*SOURCE EXTRACT*.
++++++++

# Building a frog barn



## JeremyHuff (Apr 22, 2008)

So I am planning on building a frog barn at the back of our property. Still need to jump through hoops with the township, but it should be ok since most houses on my block have a barn. Talked to an Amish builder who can have a crew build on site for a very reasonable rate. Anyway, I am planning on it being roughly 28'x20' and two story. Still trying to decide if I should go for a lean to greenhouse as well. I doubt I'll be able to have plumbing so plan to fill a rain bucket or similar from a hose and age it, filter it, whatever is needed. I'm going to have misting systems, drains, 160+ Sherman tanks, and possibly LED. 

I will have a generator, ac units, heaters and alarm system monitoring temps. I plan on no windows and extra insulation. I'm looking for ideas on cooling and heating options, generator types and alarms. Any help would be greatly appreciated. Also looking for things I may not have considered.


----------



## shrum (Dec 1, 2008)

Glad to see this finally coming together for you good luck and let me know if you ever need any help with anything.....


----------



## Dragonfish (Mar 23, 2012)

How in the world are you going to fit 160 of these in a barn


----------



## my_shed (Feb 8, 2013)

Dragonfish said:


> How in the world are you going to fit 160 of these in a barn


Exactly what ran through my mind!

edit: this sounds amazing, keep us posted


----------



## frograck (May 1, 2005)

Go to builditsolar.com and learn about DIY solar hot water heating/storage/space heating. 

Lots of thick insulation in the building envelope using masonry and styrofoam will help moderate both heating and cooling.


----------



## JeremyHuff (Apr 22, 2008)

Great site, thanks.



frograck said:


> Go to builditsolar.com and learn about DIY solar hot water heating/storage/space heating.
> 
> Lots of thick insulation in the building envelope using masonry and styrofoam will help moderate both heating and cooling.


----------



## Defica (Mar 5, 2013)

Check out straw bale walls/ construction. Requires a slightly larger building footprint, but the insulation factor is well worth it. Also, might as well just go for a geothermal heating and cooling system. I mean, if you're building a frog barn you might as well go all out, right?


----------



## gary1218 (Dec 31, 2005)

++++++++

*STORED ROWS*.
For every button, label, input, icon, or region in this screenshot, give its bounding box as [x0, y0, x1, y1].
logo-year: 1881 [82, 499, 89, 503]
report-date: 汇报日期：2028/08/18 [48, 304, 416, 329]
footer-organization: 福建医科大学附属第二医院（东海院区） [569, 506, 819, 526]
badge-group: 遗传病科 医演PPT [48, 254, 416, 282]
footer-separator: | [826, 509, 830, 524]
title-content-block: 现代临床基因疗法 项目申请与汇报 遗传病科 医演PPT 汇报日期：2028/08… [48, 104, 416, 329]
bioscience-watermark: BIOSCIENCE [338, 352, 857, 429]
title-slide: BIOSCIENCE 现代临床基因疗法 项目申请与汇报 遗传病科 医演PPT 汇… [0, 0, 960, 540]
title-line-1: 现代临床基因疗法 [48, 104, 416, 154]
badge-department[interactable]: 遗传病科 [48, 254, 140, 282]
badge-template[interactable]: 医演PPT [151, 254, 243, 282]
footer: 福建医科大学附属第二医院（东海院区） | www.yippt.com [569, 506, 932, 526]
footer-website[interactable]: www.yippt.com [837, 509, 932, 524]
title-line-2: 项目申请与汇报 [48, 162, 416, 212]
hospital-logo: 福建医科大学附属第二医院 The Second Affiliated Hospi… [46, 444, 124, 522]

++++++++

*GOALS*.
A. What size does the frog barn thread give for the planned barn?
B. Reproduce the part of the frog barn thread between "# Building a" and "and possibly LED.", inclusive.

*FULL ANSWERS*.
A. Roughly 28'x20' and two stories.

B.
# Building a frog barn



## JeremyHuff (Apr 22, 2008)

So I am planning on building a frog barn at the back of our property. Still need to jump through hoops with the township, but it should be ok since most houses on my block have a barn. Talked to an Amish builder who can have a crew build on site for a very reasonable rate. Anyway, I am planning on it being roughly 28'x20' and two story. Still trying to decide if I should go for a lean to greenhouse as well. I doubt I'll be able to have plumbing so plan to fill a rain bucket or similar from a hose and age it, filter it, whatever is needed. I'm going to have misting systems, drains, 160+ Sherman tanks, and possibly LED.